The entries need to be copied exactly.

- _RECORD EXCERPTS_:
------
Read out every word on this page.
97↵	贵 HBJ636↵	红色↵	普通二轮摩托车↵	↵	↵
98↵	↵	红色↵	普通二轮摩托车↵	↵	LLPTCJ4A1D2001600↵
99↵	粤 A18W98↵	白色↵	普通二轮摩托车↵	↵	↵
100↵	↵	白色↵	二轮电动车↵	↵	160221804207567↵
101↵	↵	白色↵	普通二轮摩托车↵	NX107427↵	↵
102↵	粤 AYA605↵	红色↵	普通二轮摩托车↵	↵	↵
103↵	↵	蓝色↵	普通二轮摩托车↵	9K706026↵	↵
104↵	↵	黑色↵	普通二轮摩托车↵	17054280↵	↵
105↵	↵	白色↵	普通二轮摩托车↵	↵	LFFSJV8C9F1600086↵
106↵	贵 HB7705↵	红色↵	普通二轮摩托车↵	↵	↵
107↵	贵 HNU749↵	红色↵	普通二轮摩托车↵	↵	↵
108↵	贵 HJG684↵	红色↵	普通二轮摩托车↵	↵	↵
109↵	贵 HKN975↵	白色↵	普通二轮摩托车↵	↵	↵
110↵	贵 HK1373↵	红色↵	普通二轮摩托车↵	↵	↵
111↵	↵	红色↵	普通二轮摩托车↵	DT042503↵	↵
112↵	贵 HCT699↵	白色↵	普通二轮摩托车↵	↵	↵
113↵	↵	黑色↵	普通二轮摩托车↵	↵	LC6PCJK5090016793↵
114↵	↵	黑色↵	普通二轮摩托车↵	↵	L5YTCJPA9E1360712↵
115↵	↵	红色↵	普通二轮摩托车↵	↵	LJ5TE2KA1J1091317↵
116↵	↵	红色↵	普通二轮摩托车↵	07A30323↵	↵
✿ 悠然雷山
------
- _THE RESULT_:
Read out every word on this page.
97↵	贵 HBJ636↵	红色↵	普通二轮摩托车↵	↵	↵
98↵	↵	红色↵	普通二轮摩托车↵	↵	LLPTCJ4A1D2001600↵
99↵	粤 A18W98↵	白色↵	普通二轮摩托车↵	↵	↵
100↵	↵	白色↵	二轮电动车↵	↵	160221804207567↵
101↵	↵	白色↵	普通二轮摩托车↵	NX107427↵	↵
102↵	粤 AYA605↵	红色↵	普通二轮摩托车↵	↵	↵
103↵	↵	蓝色↵	普通二轮摩托车↵	9K706026↵	↵
104↵	↵	黑色↵	普通二轮摩托车↵	17054280↵	↵
105↵	↵	白色↵	普通二轮摩托车↵	↵	LFFSJV8C9F1600086↵
106↵	贵 HB7705↵	红色↵	普通二轮摩托车↵	↵	↵
107↵	贵 HNU749↵	红色↵	普通二轮摩托车↵	↵	↵
108↵	贵 HJG684↵	红色↵	普通二轮摩托车↵	↵	↵
109↵	贵 HKN975↵	白色↵	普通二轮摩托车↵	↵	↵
110↵	贵 HK1373↵	红色↵	普通二轮摩托车↵	↵	↵
111↵	↵	红色↵	普通二轮摩托车↵	DT042503↵	↵
112↵	贵 HCT699↵	白色↵	普通二轮摩托车↵	↵	↵
113↵	↵	黑色↵	普通二轮摩托车↵	↵	LC6PCJK5090016793↵
114↵	↵	黑色↵	普通二轮摩托车↵	↵	L5YTCJPA9E1360712↵
115↵	↵	红色↵	普通二轮摩托车↵	↵	LJ5TE2KA1J1091317↵
116↵	↵	红色↵	普通二轮摩托车↵	07A30323↵	↵
✿ 悠然雷山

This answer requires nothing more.